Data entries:
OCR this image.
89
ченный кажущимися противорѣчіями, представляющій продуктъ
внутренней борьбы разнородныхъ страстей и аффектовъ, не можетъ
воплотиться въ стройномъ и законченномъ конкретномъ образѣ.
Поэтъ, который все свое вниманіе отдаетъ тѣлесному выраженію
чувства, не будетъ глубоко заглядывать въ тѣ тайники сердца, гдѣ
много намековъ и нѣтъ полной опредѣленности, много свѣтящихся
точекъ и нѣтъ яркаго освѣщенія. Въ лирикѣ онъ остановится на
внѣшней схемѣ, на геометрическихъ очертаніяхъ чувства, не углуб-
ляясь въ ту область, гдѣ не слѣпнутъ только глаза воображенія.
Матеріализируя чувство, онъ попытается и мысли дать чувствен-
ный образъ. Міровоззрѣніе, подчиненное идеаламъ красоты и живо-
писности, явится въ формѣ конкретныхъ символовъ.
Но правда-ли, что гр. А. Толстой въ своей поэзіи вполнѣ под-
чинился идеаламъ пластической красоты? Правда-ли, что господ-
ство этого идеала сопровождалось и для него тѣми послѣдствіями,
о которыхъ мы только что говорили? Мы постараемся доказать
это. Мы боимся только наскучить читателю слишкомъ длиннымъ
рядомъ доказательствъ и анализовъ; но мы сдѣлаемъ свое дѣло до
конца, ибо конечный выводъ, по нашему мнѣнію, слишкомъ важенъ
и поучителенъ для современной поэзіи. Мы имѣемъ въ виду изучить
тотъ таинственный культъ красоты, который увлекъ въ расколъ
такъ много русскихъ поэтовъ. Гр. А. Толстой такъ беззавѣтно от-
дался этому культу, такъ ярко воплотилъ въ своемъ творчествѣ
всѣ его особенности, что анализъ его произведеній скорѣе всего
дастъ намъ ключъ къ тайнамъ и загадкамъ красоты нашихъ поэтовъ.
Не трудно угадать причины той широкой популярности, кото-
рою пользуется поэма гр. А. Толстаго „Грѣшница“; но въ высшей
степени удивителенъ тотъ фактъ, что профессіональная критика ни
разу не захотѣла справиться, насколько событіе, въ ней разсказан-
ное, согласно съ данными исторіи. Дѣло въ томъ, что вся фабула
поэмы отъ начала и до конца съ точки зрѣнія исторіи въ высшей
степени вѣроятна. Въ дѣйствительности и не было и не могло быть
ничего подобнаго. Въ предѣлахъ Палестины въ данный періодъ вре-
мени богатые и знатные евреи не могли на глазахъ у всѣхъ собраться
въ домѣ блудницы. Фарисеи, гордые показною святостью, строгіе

Directive
Identify every line above with the string "идеаламъ" in it. Copy those lines.

Output
ный образъ. Міровоззрѣніе, подчиненное идеаламъ красоты и живо-
чинился идеаламъ пластической красоты? Правда-ли, что господ-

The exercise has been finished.